Dataset items
┄┄┄┄┄┄┄┄┄┄

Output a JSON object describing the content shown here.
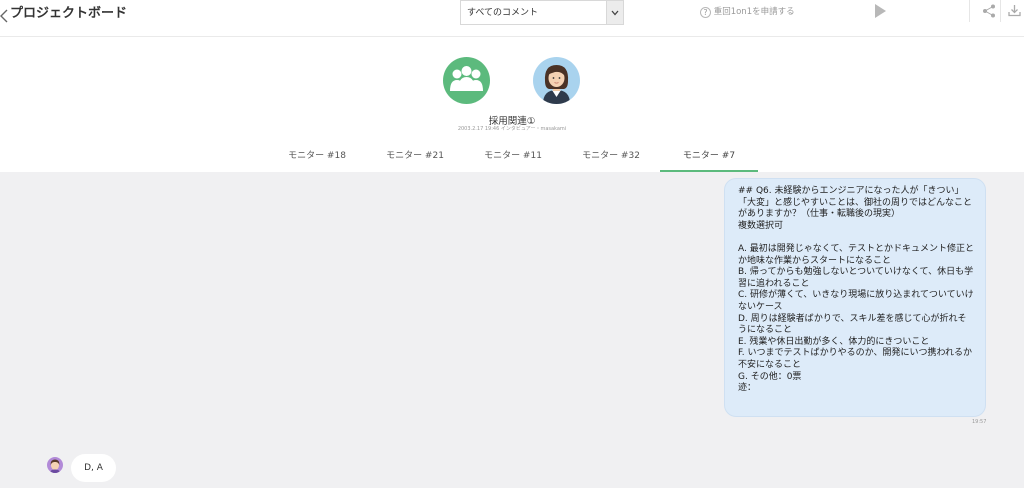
{
  "header": {
    "back_icon": "chevron-left-icon",
    "title": "プロジェクトボード",
    "filter": {
      "selected": "すべてのコメント",
      "caret_icon": "chevron-down-icon"
    },
    "request_label": "重回1on1を申請する",
    "request_icon": "help-circle-icon",
    "play_icon": "play-icon",
    "share_icon": "share-icon",
    "download_icon": "download-icon"
  },
  "board": {
    "name": "採用関連①",
    "meta": "2003.2.17 19:46 インタビュアー・masakami"
  },
  "tabs": [
    {
      "label": "モニター #18"
    },
    {
      "label": "モニター #21"
    },
    {
      "label": "モニター #11"
    },
    {
      "label": "モニター #32"
    },
    {
      "label": "モニター #7",
      "active": true
    }
  ],
  "message": {
    "text": "## Q6. 未経験からエンジニアになった人が「きつい」「大変」と感じやすいことは、御社の周りではどんなことがありますか？（仕事・転職後の現実）\n複数選択可\n\nA. 最初は開発じゃなくて、テストとかドキュメント修正とか地味な作業からスタートになること\nB. 帰ってからも勉強しないとついていけなくて、休日も学習に追われること\nC. 研修が薄くて、いきなり現場に放り込まれてついていけないケース\nD. 周りは経験者ばかりで、スキル差を感じて心が折れそうになること\nE. 残業や休日出勤が多く、体力的にきついこと\nF. いつまでテストばかりやるのか、開発にいつ携われるか不安になること\nG. その他：0票\n迹：",
    "time": "19:57"
  },
  "reply": {
    "text": "D, A"
  },
  "colors": {
    "accent": "#5cba7d",
    "bubble": "#ddebf9",
    "chat_bg": "#f0f0f2"
  }
}
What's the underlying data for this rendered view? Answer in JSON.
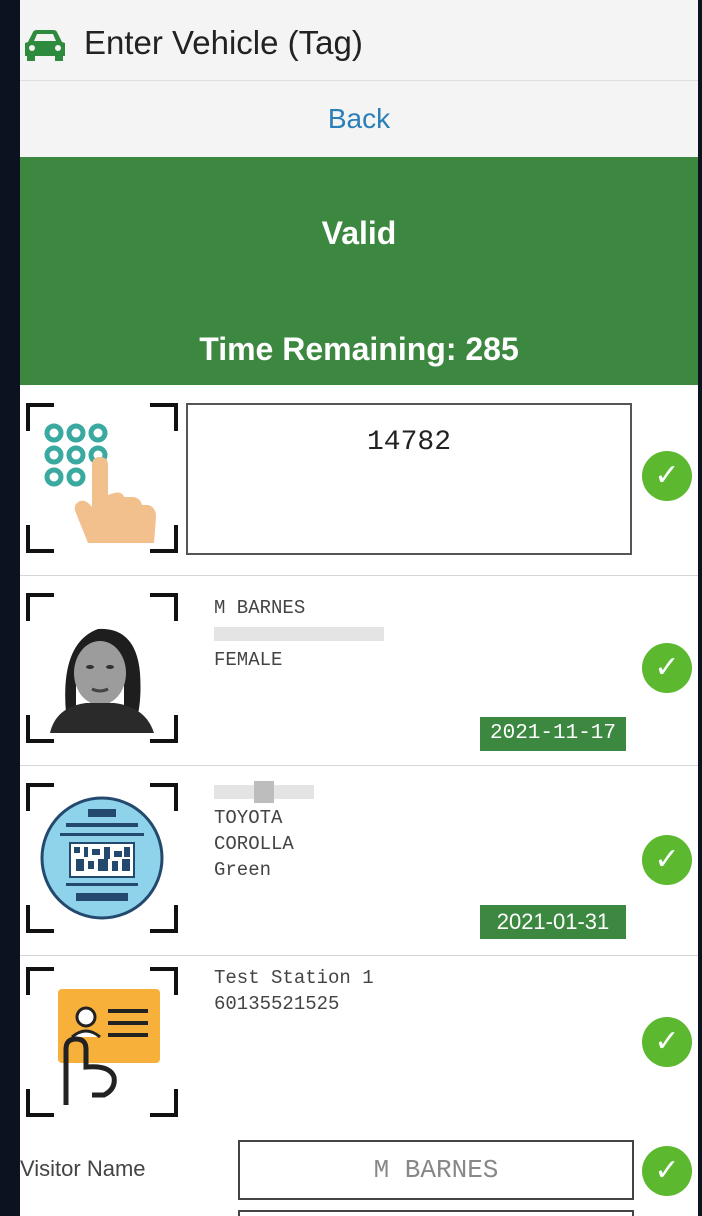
{
  "header": {
    "title": "Enter Vehicle (Tag)",
    "icon": "car-icon"
  },
  "back_button": {
    "label": "Back"
  },
  "status": {
    "state": "Valid",
    "time_remaining": "Time Remaining: 285",
    "color": "#3d8840"
  },
  "code_entry": {
    "value": "14782",
    "icon": "keypad-hand-icon"
  },
  "person": {
    "name": "M BARNES",
    "gender": "FEMALE",
    "date": "2021-11-17",
    "icon": "face-photo"
  },
  "vehicle": {
    "make": "TOYOTA",
    "model": "COROLLA",
    "color": "Green",
    "date": "2021-01-31",
    "icon": "license-disc-icon"
  },
  "station": {
    "name": "Test Station 1",
    "number": "60135521525",
    "icon": "id-card-hand-icon"
  },
  "visitor": {
    "label": "Visitor Name",
    "value": "M BARNES"
  },
  "check_color": "#5cb82e"
}
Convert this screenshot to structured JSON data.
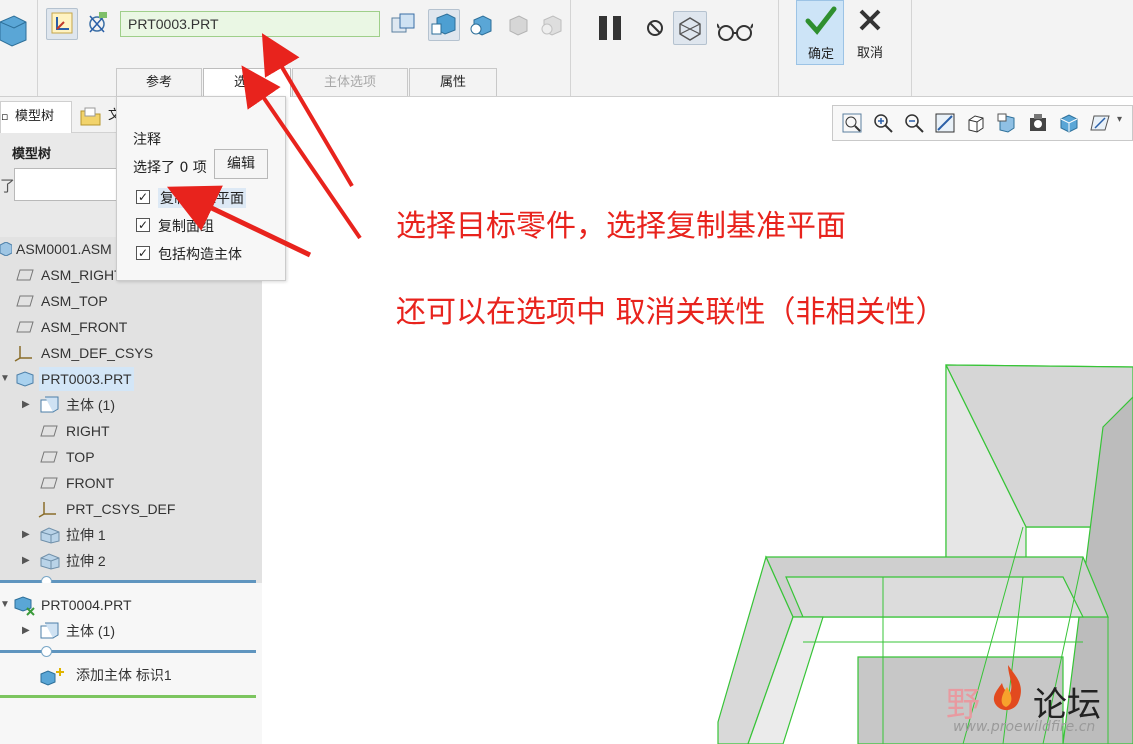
{
  "ribbon": {
    "selection_value": "PRT0003.PRT",
    "ok_label": "确定",
    "cancel_label": "取消",
    "tabs": [
      {
        "label": "参考",
        "state": "normal"
      },
      {
        "label": "选项",
        "state": "active"
      },
      {
        "label": "主体选项",
        "state": "disabled"
      },
      {
        "label": "属性",
        "state": "normal"
      }
    ]
  },
  "options_popup": {
    "section_title": "注释",
    "selected_count_text": "选择了 0 项",
    "edit_button": "编辑",
    "checkboxes": [
      {
        "label": "复制基准平面",
        "checked": true
      },
      {
        "label": "复制面组",
        "checked": true
      },
      {
        "label": "包括构造主体",
        "checked": true
      }
    ]
  },
  "left_panel": {
    "tab_model_tree": "模型树",
    "tab_second_partial": "文",
    "tree_title": "模型树",
    "filter_glyph": "了",
    "tree": [
      {
        "label": "ASM0001.ASM",
        "icon": "assembly-icon"
      },
      {
        "label": "ASM_RIGHT",
        "icon": "datum-plane-icon"
      },
      {
        "label": "ASM_TOP",
        "icon": "datum-plane-icon"
      },
      {
        "label": "ASM_FRONT",
        "icon": "datum-plane-icon"
      },
      {
        "label": "ASM_DEF_CSYS",
        "icon": "csys-icon"
      },
      {
        "label": "PRT0003.PRT",
        "icon": "part-icon"
      },
      {
        "label": "主体 (1)",
        "icon": "body-icon"
      },
      {
        "label": "RIGHT",
        "icon": "datum-plane-icon"
      },
      {
        "label": "TOP",
        "icon": "datum-plane-icon"
      },
      {
        "label": "FRONT",
        "icon": "datum-plane-icon"
      },
      {
        "label": "PRT_CSYS_DEF",
        "icon": "csys-icon"
      },
      {
        "label": "拉伸 1",
        "icon": "extrude-icon"
      },
      {
        "label": "拉伸 2",
        "icon": "extrude-icon"
      },
      {
        "label": "PRT0004.PRT",
        "icon": "part-new-icon"
      },
      {
        "label": "主体 (1)",
        "icon": "body-icon"
      },
      {
        "label": "添加主体 标识1",
        "icon": "add-body-icon"
      }
    ]
  },
  "annotations": {
    "line1": "选择目标零件，选择复制基准平面",
    "line2": "还可以在选项中 取消关联性（非相关性）"
  },
  "watermark": {
    "text_a": "野",
    "text_b": "论坛",
    "url": "www.proewildfire.cn"
  },
  "colors": {
    "annotation_red": "#e8231d",
    "model_edge_green": "#37c437",
    "highlight_blue": "#d3e6f7"
  }
}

┄┄┄┄┄┄┄┄┄┄

◆ **Prompt**
Omit the pictures and reproduce the listing exactly.

◆ **The reply**
Output a JSON object describing the content shown here.
{
  "header": {
    "back_icon": "chevron-left-icon",
    "title": "プロジェクトボード",
    "filter": {
      "selected": "すべてのコメント",
      "caret_icon": "chevron-down-icon"
    },
    "request_label": "重回1on1を申請する",
    "request_icon": "help-circle-icon",
    "play_icon": "play-icon",
    "share_icon": "share-icon",
    "download_icon": "download-icon"
  },
  "board": {
    "name": "採用関連①",
    "meta": "2003.2.17 19:46 インタビュアー・masakami"
  },
  "tabs": [
    {
      "label": "モニター #18"
    },
    {
      "label": "モニター #21"
    },
    {
      "label": "モニター #11"
    },
    {
      "label": "モニター #32"
    },
    {
      "label": "モニター #7",
      "active": true
    }
  ],
  "message": {
    "text": "## Q6. 未経験からエンジニアになった人が「きつい」「大変」と感じやすいことは、御社の周りではどんなことがありますか？（仕事・転職後の現実）\n複数選択可\n\nA. 最初は開発じゃなくて、テストとかドキュメント修正とか地味な作業からスタートになること\nB. 帰ってからも勉強しないとついていけなくて、休日も学習に追われること\nC. 研修が薄くて、いきなり現場に放り込まれてついていけないケース\nD. 周りは経験者ばかりで、スキル差を感じて心が折れそうになること\nE. 残業や休日出勤が多く、体力的にきついこと\nF. いつまでテストばかりやるのか、開発にいつ携われるか不安になること\nG. その他：0票\n迹：",
    "time": "19:57"
  },
  "reply": {
    "text": "D, A"
  },
  "colors": {
    "accent": "#5cba7d",
    "bubble": "#ddebf9",
    "chat_bg": "#f0f0f2"
  }
}
What's the underlying data for this rendered view? Answer in JSON.
{
  "header": {
    "title": "Enter Vehicle (Tag)",
    "icon": "car-icon"
  },
  "back_button": {
    "label": "Back"
  },
  "status": {
    "state": "Valid",
    "time_remaining": "Time Remaining: 285",
    "color": "#3d8840"
  },
  "code_entry": {
    "value": "14782",
    "icon": "keypad-hand-icon"
  },
  "person": {
    "name": "M BARNES",
    "gender": "FEMALE",
    "date": "2021-11-17",
    "icon": "face-photo"
  },
  "vehicle": {
    "make": "TOYOTA",
    "model": "COROLLA",
    "color": "Green",
    "date": "2021-01-31",
    "icon": "license-disc-icon"
  },
  "station": {
    "name": "Test Station 1",
    "number": "60135521525",
    "icon": "id-card-hand-icon"
  },
  "visitor": {
    "label": "Visitor Name",
    "value": "M BARNES"
  },
  "check_color": "#5cb82e"
}
Convert this screenshot to structured JSON data.
{
  "ribbon": {
    "selection_value": "PRT0003.PRT",
    "ok_label": "确定",
    "cancel_label": "取消",
    "tabs": [
      {
        "label": "参考",
        "state": "normal"
      },
      {
        "label": "选项",
        "state": "active"
      },
      {
        "label": "主体选项",
        "state": "disabled"
      },
      {
        "label": "属性",
        "state": "normal"
      }
    ]
  },
  "options_popup": {
    "section_title": "注释",
    "selected_count_text": "选择了 0 项",
    "edit_button": "编辑",
    "checkboxes": [
      {
        "label": "复制基准平面",
        "checked": true
      },
      {
        "label": "复制面组",
        "checked": true
      },
      {
        "label": "包括构造主体",
        "checked": true
      }
    ]
  },
  "left_panel": {
    "tab_model_tree": "模型树",
    "tab_second_partial": "文",
    "tree_title": "模型树",
    "filter_glyph": "了",
    "tree": [
      {
        "label": "ASM0001.ASM",
        "icon": "assembly-icon"
      },
      {
        "label": "ASM_RIGHT",
        "icon": "datum-plane-icon"
      },
      {
        "label": "ASM_TOP",
        "icon": "datum-plane-icon"
      },
      {
        "label": "ASM_FRONT",
        "icon": "datum-plane-icon"
      },
      {
        "label": "ASM_DEF_CSYS",
        "icon": "csys-icon"
      },
      {
        "label": "PRT0003.PRT",
        "icon": "part-icon"
      },
      {
        "label": "主体 (1)",
        "icon": "body-icon"
      },
      {
        "label": "RIGHT",
        "icon": "datum-plane-icon"
      },
      {
        "label": "TOP",
        "icon": "datum-plane-icon"
      },
      {
        "label": "FRONT",
        "icon": "datum-plane-icon"
      },
      {
        "label": "PRT_CSYS_DEF",
        "icon": "csys-icon"
      },
      {
        "label": "拉伸 1",
        "icon": "extrude-icon"
      },
      {
        "label": "拉伸 2",
        "icon": "extrude-icon"
      },
      {
        "label": "PRT0004.PRT",
        "icon": "part-new-icon"
      },
      {
        "label": "主体 (1)",
        "icon": "body-icon"
      },
      {
        "label": "添加主体 标识1",
        "icon": "add-body-icon"
      }
    ]
  },
  "annotations": {
    "line1": "选择目标零件，选择复制基准平面",
    "line2": "还可以在选项中 取消关联性（非相关性）"
  },
  "watermark": {
    "text_a": "野",
    "text_b": "论坛",
    "url": "www.proewildfire.cn"
  },
  "colors": {
    "annotation_red": "#e8231d",
    "model_edge_green": "#37c437",
    "highlight_blue": "#d3e6f7"
  }
}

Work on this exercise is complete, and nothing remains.